Stated exercise ->
Reproduce, without alteration, the data lines from the one containing "y-tick-label: 6400: [988, 391, 1016, 405]" through the one containing "x-tick-label: 8: [459, 741, 466, 754]", with both of those lines included.
|---|
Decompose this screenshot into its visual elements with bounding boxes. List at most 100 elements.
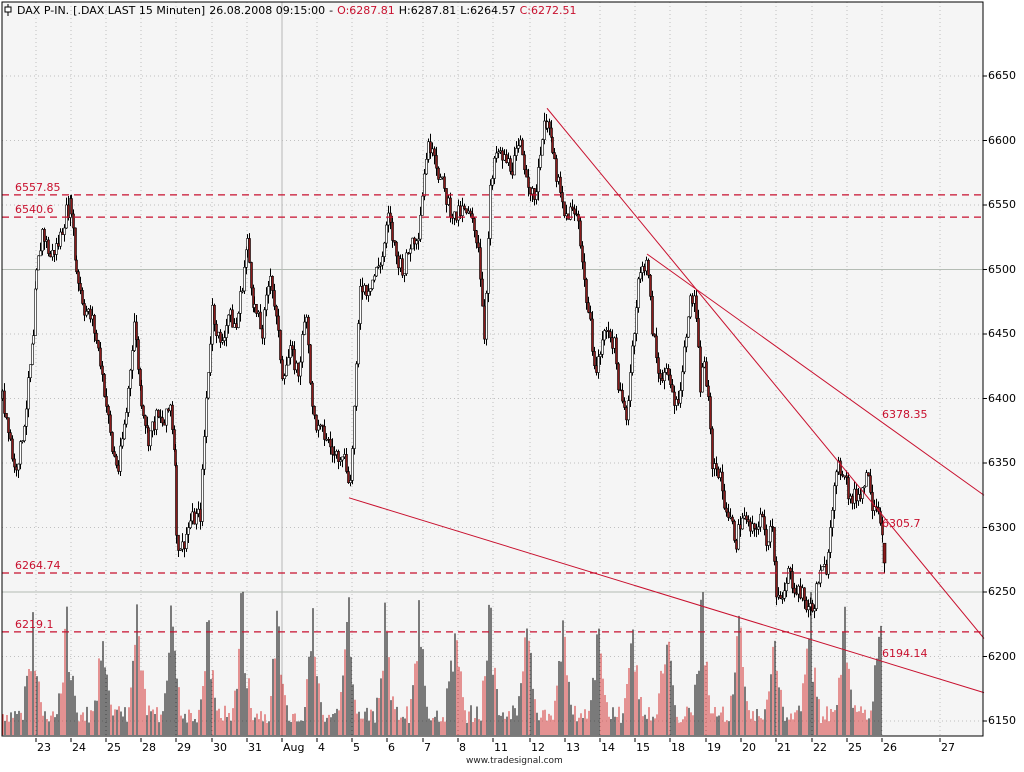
y-tick-label: 6400: [988, 391, 1016, 405]
candle-body: [725, 507, 728, 513]
candle-body: [161, 417, 164, 424]
candle-body: [409, 248, 412, 254]
candle-body: [433, 148, 436, 156]
candle-body: [673, 391, 676, 406]
candle-body: [861, 487, 864, 499]
candle-body: [449, 197, 452, 218]
x-tick-label: 8: [459, 741, 466, 754]
candle-body: [469, 210, 472, 215]
candle-body: [659, 373, 662, 379]
candle-body: [77, 271, 80, 284]
candle-body: [355, 363, 358, 407]
candle-body: [273, 290, 276, 307]
candle-body: [701, 366, 704, 393]
candle-body: [313, 406, 316, 416]
candle-body: [385, 224, 388, 244]
candle-body: [309, 344, 312, 384]
candle-body: [151, 421, 154, 432]
x-tick-label: 18: [671, 741, 685, 754]
x-tick-label: 25: [107, 741, 121, 754]
candle-body: [315, 414, 318, 431]
candle-body: [165, 408, 168, 426]
x-tick-label: 28: [142, 741, 156, 754]
candle-body: [89, 308, 92, 320]
candle-body: [289, 345, 292, 358]
candle-body: [629, 372, 632, 401]
candle-body: [695, 295, 698, 319]
candle-body: [651, 296, 654, 335]
x-tick-label: 7: [424, 741, 431, 754]
candle-body: [3, 390, 6, 414]
candle-body: [403, 273, 406, 276]
candle-body: [203, 436, 206, 470]
candle-body: [443, 176, 446, 189]
candle-body: [763, 516, 766, 530]
candle-body: [201, 468, 204, 522]
candle-body: [83, 303, 86, 316]
candle-body: [753, 523, 756, 529]
candle-body: [113, 451, 116, 457]
level-label: 6540.6: [15, 203, 54, 217]
candle-body: [187, 527, 190, 535]
candle-body: [481, 278, 484, 307]
candle-body: [323, 425, 326, 440]
candle-body: [211, 304, 214, 345]
candle-body: [497, 151, 500, 154]
candle-body: [191, 511, 194, 522]
x-tick-label: 21: [777, 741, 791, 754]
candle-body: [775, 561, 778, 598]
candle-body: [55, 243, 58, 255]
candle-body: [321, 424, 324, 427]
candle-body: [425, 159, 428, 175]
x-tick-label: 29: [177, 741, 191, 754]
candle-body: [285, 364, 288, 376]
candle-body: [383, 242, 386, 257]
trend-line-label: 6194.14: [882, 647, 928, 661]
candle-body: [125, 412, 128, 425]
candle-body: [87, 308, 90, 312]
candle-body: [639, 272, 642, 280]
candle-body: [543, 120, 546, 140]
candle-body: [615, 337, 618, 365]
candle-body: [555, 158, 558, 182]
candle-body: [205, 397, 208, 437]
candle-body: [177, 534, 180, 551]
candle-body: [839, 460, 842, 475]
candle-body: [655, 335, 658, 358]
x-tick-label: 14: [601, 741, 615, 754]
candle-body: [181, 541, 184, 550]
candle-body: [345, 454, 348, 472]
candle-body: [359, 285, 362, 324]
candle-body: [275, 305, 278, 317]
candle-body: [75, 259, 78, 273]
candle-body: [365, 285, 368, 296]
level-label: 6264.74: [15, 558, 61, 572]
x-tick-label: 26: [883, 741, 897, 754]
candle-body: [179, 548, 182, 551]
candle-body: [331, 446, 334, 455]
candle-body: [597, 356, 600, 373]
candle-body: [657, 357, 660, 374]
candle-body: [429, 141, 432, 154]
candle-body: [737, 524, 740, 550]
candle-body: [373, 275, 376, 281]
candle-body: [9, 432, 12, 440]
trend-line-label: 6305.7: [882, 516, 921, 530]
candle-body: [183, 541, 186, 549]
candle-body: [791, 571, 794, 589]
high-value: H:6287.81: [398, 3, 457, 17]
candle-body: [131, 350, 134, 371]
candle-body: [747, 519, 750, 523]
candle-body: [539, 154, 542, 168]
candle-body: [579, 220, 582, 247]
candle-body: [517, 145, 520, 149]
candle-body: [281, 359, 284, 380]
candle-body: [759, 513, 762, 528]
candle-body: [377, 265, 380, 268]
candle-body: [197, 508, 200, 514]
candle-body: [569, 206, 572, 220]
x-tick-label: 24: [72, 741, 86, 754]
candle-body: [225, 325, 228, 338]
candle-body: [393, 240, 396, 243]
bar-datetime: 26.08.2008 09:15:00: [209, 3, 326, 17]
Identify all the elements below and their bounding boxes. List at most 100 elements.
|---|
Output below ->
y-tick-label: 6400: [988, 391, 1016, 405]
candle-body: [725, 507, 728, 513]
candle-body: [161, 417, 164, 424]
candle-body: [409, 248, 412, 254]
candle-body: [433, 148, 436, 156]
candle-body: [673, 391, 676, 406]
candle-body: [861, 487, 864, 499]
candle-body: [449, 197, 452, 218]
x-tick-label: 8: [459, 741, 466, 754]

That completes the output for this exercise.